--- begin Material for this task ---

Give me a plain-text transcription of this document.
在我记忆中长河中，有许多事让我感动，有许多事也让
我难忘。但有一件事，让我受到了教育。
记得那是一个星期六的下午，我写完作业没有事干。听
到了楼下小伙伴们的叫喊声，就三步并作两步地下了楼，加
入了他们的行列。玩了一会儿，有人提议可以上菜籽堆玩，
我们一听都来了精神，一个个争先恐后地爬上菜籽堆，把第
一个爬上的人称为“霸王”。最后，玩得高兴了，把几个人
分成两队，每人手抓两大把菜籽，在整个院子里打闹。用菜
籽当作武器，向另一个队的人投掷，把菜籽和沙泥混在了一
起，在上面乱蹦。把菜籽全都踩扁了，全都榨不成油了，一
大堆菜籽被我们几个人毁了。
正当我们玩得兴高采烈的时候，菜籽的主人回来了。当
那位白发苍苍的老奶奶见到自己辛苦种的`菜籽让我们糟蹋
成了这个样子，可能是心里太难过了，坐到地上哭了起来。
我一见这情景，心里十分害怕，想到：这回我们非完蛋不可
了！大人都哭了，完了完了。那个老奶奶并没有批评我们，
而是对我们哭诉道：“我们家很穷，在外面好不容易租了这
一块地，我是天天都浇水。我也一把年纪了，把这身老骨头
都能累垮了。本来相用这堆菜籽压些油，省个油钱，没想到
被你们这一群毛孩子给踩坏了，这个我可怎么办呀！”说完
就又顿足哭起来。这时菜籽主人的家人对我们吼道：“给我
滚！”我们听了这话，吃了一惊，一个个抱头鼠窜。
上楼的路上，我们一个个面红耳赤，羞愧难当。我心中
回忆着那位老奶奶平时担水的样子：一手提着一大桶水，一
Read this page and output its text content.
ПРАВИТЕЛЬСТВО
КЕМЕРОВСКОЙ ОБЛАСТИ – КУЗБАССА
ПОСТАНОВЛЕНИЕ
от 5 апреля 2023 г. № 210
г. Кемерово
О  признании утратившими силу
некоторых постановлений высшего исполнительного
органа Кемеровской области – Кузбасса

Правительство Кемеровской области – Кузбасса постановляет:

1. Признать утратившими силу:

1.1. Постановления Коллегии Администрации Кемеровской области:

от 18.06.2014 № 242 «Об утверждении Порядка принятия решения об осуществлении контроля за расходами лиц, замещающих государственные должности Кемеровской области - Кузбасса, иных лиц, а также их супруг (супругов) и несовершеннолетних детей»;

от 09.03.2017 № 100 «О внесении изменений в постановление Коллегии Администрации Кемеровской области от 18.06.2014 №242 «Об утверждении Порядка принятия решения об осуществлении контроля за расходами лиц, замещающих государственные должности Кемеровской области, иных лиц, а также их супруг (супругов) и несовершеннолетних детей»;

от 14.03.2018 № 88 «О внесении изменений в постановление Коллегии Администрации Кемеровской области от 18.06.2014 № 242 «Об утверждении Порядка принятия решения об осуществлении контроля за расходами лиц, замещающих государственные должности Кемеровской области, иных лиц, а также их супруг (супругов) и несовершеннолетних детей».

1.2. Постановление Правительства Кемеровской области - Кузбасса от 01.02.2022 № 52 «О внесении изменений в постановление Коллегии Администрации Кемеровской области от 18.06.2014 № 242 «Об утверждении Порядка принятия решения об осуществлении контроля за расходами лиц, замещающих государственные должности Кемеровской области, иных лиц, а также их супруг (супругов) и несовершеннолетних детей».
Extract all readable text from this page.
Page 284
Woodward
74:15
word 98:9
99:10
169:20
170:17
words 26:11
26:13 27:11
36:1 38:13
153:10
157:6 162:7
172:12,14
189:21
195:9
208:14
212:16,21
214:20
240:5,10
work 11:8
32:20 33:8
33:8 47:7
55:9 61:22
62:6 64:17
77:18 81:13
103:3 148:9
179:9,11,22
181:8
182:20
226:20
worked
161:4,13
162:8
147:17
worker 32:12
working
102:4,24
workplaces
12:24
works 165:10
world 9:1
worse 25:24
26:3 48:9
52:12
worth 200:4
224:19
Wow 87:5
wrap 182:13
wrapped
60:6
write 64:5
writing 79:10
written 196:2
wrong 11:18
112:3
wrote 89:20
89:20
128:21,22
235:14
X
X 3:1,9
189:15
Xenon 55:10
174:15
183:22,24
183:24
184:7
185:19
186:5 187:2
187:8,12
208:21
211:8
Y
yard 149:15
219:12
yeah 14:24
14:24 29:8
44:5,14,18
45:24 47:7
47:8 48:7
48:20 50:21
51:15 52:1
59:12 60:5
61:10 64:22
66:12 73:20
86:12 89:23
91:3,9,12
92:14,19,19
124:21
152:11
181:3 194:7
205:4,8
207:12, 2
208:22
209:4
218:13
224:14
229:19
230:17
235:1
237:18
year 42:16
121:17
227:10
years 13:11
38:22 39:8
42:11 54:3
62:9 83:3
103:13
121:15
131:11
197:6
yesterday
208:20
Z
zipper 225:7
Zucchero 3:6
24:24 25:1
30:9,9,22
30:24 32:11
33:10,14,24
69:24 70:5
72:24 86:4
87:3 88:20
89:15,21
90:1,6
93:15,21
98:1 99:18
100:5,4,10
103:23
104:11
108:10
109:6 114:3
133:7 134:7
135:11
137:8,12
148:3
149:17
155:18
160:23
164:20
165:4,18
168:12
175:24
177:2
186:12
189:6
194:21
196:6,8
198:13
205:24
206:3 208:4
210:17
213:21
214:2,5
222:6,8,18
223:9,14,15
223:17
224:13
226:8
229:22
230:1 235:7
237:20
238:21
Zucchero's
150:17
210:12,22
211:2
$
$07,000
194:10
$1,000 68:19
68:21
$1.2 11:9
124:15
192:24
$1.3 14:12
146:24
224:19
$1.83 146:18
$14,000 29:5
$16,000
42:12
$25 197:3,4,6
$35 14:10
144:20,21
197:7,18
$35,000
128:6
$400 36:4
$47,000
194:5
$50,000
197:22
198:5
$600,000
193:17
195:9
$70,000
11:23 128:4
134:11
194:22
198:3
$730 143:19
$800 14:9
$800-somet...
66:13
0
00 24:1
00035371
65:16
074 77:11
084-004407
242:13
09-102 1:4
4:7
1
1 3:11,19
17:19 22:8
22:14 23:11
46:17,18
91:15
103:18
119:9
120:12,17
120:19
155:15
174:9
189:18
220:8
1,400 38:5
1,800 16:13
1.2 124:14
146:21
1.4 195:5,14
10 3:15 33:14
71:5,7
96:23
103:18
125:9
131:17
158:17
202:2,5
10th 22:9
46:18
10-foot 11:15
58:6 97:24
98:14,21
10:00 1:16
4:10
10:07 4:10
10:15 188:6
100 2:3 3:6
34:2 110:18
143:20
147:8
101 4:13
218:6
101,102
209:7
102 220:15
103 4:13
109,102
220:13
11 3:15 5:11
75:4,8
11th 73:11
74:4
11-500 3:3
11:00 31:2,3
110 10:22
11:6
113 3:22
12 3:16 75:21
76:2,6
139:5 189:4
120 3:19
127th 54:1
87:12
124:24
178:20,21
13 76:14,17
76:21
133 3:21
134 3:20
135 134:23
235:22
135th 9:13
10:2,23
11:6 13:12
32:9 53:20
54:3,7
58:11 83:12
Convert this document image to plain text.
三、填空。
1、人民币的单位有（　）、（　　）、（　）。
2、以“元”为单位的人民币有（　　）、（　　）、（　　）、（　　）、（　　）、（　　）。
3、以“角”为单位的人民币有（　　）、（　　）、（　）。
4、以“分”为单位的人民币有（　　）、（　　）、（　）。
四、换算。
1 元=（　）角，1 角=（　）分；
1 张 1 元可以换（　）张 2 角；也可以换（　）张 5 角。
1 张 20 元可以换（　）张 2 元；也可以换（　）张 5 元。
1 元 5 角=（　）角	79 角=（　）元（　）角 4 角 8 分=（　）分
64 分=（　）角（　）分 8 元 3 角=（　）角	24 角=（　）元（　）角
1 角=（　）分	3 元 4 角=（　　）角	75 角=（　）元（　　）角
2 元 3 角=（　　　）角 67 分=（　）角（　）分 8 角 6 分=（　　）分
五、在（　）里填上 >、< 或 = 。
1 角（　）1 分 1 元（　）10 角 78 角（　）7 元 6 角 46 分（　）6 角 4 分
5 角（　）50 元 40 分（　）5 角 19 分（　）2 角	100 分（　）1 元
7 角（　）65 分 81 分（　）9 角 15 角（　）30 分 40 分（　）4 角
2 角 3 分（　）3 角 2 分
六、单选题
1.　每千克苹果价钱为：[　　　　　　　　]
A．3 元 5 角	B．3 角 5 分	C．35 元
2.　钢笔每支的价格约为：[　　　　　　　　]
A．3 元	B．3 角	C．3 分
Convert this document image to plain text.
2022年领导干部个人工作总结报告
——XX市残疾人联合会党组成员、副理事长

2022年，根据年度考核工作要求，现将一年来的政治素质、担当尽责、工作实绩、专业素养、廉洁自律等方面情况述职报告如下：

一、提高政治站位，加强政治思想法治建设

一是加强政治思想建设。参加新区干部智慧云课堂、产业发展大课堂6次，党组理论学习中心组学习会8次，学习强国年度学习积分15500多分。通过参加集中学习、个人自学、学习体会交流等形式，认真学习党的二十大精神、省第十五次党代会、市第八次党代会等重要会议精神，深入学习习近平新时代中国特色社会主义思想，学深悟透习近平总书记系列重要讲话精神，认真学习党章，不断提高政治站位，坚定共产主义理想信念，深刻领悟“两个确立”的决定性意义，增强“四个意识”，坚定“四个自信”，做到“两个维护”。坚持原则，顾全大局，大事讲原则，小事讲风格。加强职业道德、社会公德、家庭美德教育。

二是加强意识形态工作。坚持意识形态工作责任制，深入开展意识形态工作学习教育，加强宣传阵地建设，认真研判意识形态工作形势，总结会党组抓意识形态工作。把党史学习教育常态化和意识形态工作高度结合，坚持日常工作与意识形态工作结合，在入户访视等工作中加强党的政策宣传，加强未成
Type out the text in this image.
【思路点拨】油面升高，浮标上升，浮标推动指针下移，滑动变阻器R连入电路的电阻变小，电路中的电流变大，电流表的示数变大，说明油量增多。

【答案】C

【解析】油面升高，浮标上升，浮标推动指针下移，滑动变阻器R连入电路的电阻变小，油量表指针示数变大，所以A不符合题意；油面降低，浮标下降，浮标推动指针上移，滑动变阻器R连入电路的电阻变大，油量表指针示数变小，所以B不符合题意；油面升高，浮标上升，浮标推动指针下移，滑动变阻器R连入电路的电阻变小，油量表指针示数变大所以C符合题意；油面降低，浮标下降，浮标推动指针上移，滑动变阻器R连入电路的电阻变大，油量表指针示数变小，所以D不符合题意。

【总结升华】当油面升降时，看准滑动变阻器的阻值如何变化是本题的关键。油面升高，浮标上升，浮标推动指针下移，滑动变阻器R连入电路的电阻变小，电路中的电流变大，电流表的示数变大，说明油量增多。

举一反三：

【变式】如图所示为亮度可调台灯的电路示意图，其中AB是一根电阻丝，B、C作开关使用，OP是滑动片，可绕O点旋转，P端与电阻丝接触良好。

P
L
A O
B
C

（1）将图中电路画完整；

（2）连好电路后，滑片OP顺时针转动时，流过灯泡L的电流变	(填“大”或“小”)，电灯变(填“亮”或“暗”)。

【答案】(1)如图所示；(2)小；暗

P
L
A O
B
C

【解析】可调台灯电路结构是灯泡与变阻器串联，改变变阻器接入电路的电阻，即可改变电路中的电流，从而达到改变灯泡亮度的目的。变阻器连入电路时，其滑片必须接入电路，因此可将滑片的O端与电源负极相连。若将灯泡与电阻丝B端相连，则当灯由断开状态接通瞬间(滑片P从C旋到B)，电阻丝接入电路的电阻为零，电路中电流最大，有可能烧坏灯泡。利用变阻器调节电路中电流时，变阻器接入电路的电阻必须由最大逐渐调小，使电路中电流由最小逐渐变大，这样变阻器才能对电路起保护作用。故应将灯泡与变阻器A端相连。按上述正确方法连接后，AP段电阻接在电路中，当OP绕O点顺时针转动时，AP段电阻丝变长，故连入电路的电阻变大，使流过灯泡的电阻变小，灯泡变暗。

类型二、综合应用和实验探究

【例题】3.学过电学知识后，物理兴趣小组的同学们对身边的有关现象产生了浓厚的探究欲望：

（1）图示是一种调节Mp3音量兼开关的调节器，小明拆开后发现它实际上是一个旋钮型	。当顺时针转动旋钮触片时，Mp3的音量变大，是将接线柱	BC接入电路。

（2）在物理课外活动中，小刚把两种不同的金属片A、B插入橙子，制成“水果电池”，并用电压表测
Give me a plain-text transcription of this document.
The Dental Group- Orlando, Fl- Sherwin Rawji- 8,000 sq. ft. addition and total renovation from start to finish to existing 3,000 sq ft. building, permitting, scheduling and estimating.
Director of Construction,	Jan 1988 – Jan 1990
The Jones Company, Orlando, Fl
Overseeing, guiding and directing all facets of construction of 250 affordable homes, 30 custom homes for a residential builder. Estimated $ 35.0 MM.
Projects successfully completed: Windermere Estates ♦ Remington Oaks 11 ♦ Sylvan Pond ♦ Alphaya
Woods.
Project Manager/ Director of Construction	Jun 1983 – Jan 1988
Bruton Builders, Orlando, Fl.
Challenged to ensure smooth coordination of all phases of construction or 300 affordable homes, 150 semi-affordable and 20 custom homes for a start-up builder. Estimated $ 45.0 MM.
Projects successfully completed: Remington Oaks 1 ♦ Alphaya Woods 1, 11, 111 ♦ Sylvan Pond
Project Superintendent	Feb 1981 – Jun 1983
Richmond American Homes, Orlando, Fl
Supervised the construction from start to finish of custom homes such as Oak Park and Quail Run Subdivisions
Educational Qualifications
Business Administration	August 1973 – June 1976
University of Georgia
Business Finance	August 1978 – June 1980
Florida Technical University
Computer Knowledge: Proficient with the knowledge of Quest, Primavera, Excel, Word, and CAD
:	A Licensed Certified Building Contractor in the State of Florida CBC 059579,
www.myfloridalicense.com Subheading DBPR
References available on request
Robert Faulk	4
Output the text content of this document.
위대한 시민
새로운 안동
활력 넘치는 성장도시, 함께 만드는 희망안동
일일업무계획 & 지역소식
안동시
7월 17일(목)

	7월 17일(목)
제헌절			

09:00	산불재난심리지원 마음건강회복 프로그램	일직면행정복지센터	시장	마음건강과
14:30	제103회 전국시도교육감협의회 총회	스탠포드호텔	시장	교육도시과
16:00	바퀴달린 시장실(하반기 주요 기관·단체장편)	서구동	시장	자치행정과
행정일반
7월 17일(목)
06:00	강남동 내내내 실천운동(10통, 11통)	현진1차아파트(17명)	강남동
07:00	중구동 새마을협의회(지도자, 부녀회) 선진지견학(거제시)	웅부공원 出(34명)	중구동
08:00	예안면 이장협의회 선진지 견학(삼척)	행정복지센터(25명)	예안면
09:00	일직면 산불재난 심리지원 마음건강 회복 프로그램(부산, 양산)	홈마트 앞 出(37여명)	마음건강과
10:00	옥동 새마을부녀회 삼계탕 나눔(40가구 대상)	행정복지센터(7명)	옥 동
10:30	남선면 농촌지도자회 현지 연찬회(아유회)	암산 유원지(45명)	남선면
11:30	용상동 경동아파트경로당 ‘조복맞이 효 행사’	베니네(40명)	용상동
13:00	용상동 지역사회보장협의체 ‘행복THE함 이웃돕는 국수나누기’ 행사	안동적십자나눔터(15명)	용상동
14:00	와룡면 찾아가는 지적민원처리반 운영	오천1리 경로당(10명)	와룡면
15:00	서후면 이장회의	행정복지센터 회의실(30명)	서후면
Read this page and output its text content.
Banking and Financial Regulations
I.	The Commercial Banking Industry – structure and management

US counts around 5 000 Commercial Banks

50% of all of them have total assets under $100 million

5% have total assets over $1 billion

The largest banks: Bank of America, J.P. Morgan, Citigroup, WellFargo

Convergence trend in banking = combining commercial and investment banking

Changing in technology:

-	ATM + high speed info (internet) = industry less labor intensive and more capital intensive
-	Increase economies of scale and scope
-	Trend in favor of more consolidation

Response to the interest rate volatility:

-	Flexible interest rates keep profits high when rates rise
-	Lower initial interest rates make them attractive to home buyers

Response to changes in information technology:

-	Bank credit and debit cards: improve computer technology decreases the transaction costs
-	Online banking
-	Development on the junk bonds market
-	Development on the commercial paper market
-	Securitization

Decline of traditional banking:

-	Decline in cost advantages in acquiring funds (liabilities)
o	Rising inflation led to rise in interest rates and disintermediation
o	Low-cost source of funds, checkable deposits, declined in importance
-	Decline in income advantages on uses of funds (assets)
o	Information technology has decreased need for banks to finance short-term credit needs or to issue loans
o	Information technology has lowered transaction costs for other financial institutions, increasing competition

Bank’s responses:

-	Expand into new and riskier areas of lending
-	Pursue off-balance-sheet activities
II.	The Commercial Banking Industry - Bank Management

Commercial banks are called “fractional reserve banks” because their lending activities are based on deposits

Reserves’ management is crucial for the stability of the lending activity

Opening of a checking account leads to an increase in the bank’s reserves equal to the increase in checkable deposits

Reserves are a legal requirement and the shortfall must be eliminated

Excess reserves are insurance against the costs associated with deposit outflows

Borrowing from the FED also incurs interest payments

--- end Material for this task ---

◆ **Work to complete**: List each line of the records that holds the string "супруг".

◆ **Result below**:
от 18.06.2014 № 242 «Об утверждении Порядка принятия решения об осуществлении контроля за расходами лиц, замещающих государственные должности Кемеровской области - Кузбасса, иных лиц, а также их супруг (супругов) и несовершеннолетних детей»;
от 09.03.2017 № 100 «О внесении изменений в постановление Коллегии Администрации Кемеровской области от 18.06.2014 №242 «Об утверждении Порядка принятия решения об осуществлении контроля за расходами лиц, замещающих государственные должности Кемеровской области, иных лиц, а также их супруг (супругов) и несовершеннолетних детей»;
от 14.03.2018 № 88 «О внесении изменений в постановление Коллегии Администрации Кемеровской области от 18.06.2014 № 242 «Об утверждении Порядка принятия решения об осуществлении контроля за расходами лиц, замещающих государственные должности Кемеровской области, иных лиц, а также их супруг (супругов) и несовершеннолетних детей».
1.2. Постановление Правительства Кемеровской области - Кузбасса от 01.02.2022 № 52 «О внесении изменений в постановление Коллегии Администрации Кемеровской области от 18.06.2014 № 242 «Об утверждении Порядка принятия решения об осуществлении контроля за расходами лиц, замещающих государственные должности Кемеровской области, иных лиц, а также их супруг (супругов) и несовершеннолетних детей».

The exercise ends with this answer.